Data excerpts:
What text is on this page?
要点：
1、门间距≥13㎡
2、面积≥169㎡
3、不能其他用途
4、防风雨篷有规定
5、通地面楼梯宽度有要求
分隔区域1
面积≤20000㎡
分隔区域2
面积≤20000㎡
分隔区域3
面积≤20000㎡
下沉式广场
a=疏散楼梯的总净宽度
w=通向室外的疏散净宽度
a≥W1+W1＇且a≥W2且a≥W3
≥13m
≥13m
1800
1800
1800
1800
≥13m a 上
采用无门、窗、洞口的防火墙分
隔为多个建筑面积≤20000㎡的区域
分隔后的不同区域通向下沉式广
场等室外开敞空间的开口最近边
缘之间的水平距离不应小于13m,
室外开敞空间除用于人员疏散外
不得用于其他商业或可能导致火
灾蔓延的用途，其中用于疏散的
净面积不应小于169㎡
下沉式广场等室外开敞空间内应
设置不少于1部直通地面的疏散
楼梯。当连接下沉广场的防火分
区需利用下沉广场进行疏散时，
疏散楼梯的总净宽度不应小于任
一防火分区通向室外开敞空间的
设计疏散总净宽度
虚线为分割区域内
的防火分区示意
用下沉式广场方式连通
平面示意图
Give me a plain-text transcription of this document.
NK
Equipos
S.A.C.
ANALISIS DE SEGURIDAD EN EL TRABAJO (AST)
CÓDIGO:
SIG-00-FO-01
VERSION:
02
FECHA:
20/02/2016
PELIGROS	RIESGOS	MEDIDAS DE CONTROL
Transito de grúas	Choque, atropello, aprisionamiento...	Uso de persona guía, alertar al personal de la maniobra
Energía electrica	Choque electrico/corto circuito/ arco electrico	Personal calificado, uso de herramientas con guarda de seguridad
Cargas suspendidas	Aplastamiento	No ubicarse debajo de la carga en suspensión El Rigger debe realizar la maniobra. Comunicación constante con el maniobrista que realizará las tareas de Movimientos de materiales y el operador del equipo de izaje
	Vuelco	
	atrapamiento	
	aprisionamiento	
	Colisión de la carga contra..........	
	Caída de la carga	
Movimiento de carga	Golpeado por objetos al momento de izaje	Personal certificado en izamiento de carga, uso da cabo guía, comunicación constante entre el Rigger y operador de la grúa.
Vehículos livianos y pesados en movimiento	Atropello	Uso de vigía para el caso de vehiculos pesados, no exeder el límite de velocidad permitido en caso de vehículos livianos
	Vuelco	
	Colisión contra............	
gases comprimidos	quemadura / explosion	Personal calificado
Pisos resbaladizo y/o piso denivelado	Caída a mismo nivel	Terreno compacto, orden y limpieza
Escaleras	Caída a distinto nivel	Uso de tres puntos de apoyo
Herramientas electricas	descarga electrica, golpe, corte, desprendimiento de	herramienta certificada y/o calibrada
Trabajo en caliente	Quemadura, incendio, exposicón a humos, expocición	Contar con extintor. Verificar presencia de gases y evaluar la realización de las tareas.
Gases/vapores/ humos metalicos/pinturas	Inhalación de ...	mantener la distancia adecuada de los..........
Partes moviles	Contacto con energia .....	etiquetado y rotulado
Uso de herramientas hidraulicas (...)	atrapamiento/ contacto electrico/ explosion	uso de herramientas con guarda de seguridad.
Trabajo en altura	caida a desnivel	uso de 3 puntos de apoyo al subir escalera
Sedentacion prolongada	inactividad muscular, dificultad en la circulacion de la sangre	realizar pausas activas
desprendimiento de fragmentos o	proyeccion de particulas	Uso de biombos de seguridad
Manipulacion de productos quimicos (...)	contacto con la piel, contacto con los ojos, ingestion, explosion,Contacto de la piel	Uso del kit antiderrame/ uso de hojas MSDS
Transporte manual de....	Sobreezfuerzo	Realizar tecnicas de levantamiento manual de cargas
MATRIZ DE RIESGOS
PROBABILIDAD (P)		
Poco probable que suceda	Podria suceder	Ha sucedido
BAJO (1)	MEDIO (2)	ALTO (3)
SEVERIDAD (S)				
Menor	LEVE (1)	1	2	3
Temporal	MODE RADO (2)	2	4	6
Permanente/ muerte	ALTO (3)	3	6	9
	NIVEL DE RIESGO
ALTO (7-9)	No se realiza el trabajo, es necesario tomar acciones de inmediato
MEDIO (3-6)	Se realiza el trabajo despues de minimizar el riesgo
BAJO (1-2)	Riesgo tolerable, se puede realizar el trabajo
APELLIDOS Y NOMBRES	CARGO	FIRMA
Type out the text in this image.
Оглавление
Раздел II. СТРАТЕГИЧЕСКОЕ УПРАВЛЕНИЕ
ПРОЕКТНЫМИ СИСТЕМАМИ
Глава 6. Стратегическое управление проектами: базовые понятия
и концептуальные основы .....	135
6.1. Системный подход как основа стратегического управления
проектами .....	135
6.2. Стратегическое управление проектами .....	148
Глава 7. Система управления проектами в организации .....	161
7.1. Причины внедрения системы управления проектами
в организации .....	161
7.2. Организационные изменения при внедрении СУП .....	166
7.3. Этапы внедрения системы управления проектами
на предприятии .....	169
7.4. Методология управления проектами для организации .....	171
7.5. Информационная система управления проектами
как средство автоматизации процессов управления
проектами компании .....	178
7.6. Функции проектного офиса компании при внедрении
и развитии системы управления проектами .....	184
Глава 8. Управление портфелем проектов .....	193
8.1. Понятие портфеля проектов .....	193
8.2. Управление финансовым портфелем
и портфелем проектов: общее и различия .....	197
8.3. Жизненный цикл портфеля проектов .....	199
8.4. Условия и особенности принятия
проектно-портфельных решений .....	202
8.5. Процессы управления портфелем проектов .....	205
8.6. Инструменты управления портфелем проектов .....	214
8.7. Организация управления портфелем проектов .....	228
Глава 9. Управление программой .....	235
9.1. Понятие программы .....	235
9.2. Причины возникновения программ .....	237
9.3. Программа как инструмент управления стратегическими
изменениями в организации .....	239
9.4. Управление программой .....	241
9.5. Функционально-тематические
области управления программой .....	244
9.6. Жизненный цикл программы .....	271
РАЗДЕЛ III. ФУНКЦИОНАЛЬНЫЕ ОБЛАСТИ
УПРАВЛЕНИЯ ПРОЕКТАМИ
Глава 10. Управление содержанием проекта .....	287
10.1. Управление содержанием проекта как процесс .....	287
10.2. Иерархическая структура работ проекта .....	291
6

§ WHAT THE TASK REQUIRES: Go through the records and copy each line with "contra" in it.

§ TASK RESPONSE:
	Colisión de la carga contra..........	
	Colisión contra............	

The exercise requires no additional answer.